### [Records provided]
******************************

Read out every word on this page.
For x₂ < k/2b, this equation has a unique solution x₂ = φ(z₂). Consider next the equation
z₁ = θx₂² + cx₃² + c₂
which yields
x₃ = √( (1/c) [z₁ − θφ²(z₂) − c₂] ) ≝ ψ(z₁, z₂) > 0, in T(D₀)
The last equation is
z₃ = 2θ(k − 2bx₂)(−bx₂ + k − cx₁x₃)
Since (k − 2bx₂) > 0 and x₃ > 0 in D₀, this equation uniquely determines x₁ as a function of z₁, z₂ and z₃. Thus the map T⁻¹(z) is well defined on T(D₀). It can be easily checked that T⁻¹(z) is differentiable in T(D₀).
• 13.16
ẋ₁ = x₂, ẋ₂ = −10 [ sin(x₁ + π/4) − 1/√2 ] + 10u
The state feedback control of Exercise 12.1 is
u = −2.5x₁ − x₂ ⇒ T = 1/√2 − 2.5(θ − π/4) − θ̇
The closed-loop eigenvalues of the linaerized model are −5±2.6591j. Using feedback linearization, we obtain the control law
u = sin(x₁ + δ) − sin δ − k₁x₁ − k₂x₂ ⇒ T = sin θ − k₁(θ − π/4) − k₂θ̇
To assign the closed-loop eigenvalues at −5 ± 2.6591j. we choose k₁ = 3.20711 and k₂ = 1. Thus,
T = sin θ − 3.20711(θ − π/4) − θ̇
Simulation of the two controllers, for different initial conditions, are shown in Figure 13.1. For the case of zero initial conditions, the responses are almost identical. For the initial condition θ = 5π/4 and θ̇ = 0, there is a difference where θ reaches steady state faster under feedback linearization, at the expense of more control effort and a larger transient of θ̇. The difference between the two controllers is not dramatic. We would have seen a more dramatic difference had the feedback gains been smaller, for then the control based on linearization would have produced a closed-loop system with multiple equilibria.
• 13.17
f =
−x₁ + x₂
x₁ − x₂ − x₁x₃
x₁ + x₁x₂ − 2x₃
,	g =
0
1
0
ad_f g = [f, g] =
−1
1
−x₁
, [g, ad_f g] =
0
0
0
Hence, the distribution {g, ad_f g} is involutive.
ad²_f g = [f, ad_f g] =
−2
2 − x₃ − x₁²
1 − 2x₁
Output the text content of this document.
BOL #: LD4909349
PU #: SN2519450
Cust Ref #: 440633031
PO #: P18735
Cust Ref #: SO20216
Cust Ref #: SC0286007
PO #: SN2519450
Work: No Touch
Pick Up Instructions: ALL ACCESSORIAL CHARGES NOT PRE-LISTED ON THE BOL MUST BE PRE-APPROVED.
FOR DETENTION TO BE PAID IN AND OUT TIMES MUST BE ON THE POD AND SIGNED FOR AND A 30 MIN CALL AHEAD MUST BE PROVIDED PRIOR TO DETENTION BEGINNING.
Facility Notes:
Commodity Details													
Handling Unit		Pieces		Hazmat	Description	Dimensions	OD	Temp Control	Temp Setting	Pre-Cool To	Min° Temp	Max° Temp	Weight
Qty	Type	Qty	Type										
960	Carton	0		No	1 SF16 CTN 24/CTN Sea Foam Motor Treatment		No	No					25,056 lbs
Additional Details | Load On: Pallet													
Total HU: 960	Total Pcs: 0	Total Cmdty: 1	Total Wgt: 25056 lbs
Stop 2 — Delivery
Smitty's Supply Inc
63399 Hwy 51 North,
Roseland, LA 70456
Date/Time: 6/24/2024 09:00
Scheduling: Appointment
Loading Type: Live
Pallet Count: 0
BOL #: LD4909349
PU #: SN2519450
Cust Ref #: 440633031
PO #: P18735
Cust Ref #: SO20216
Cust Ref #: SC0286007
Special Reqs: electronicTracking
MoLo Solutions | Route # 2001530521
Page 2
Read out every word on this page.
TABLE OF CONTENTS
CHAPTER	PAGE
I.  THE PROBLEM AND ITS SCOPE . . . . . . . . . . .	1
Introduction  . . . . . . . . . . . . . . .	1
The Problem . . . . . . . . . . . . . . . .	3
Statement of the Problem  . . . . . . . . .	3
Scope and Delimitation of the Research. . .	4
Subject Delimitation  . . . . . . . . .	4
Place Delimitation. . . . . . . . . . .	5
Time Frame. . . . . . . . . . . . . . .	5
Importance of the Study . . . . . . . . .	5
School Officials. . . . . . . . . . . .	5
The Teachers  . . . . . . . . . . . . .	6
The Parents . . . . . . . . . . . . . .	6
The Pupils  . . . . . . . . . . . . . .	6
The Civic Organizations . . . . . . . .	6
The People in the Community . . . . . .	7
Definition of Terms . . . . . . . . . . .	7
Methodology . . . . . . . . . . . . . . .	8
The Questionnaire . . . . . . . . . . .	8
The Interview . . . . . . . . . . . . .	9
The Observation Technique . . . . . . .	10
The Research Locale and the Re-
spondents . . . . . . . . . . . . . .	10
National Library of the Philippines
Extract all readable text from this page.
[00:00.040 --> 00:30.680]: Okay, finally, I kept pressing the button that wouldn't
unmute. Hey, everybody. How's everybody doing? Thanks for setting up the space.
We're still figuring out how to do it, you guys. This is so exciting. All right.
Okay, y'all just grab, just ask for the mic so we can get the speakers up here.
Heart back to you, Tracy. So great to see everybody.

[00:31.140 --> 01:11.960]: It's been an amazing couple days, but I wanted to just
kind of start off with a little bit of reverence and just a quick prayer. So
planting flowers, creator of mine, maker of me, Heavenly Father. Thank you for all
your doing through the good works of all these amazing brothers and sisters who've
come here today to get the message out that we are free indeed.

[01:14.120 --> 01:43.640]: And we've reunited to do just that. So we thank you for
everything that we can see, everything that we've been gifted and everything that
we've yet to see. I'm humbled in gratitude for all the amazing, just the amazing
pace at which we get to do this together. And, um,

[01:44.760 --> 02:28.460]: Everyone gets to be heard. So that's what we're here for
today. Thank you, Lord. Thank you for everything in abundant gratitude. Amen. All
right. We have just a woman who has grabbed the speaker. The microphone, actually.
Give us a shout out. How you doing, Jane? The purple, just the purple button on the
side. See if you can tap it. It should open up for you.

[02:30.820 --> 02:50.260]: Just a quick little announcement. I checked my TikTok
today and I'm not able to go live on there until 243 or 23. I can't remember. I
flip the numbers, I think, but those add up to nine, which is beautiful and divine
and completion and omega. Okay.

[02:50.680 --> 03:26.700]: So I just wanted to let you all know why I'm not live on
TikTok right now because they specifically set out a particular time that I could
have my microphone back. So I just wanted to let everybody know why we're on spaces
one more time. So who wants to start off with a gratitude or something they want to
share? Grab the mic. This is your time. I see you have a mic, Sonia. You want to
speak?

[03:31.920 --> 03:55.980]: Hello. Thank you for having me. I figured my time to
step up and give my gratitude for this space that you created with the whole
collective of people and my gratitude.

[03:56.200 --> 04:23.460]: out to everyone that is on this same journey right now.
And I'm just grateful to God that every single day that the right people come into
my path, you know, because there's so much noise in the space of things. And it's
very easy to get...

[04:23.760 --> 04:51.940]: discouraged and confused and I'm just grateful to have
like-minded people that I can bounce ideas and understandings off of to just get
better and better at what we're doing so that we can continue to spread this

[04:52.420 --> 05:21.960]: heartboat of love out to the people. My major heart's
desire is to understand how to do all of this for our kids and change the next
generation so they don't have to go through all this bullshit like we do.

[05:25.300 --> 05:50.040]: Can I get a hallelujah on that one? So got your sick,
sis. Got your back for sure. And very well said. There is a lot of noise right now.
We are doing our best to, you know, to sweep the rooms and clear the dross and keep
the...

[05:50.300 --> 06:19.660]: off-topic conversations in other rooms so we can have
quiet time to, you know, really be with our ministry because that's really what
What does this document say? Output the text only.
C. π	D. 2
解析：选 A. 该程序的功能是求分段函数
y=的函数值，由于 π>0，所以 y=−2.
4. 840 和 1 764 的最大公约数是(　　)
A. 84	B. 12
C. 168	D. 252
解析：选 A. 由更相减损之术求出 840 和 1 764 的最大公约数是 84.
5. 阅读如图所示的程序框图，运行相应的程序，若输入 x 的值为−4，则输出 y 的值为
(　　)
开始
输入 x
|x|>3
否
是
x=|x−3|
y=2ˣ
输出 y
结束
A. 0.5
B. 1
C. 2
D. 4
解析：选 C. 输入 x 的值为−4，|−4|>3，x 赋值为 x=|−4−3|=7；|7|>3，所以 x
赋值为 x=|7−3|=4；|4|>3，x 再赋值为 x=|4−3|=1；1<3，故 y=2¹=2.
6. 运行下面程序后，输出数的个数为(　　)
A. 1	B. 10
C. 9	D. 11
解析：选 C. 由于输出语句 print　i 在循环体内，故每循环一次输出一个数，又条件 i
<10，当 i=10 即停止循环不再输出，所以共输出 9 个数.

******************************

### [Problem to work on]
List all lines above in which the string "quick" appears.

### [Output of the task]
kind of start off with a little bit of reverence and just a quick prayer. So
[02:30.820 --> 02:50.260]: Just a quick little announcement. I checked my TikTok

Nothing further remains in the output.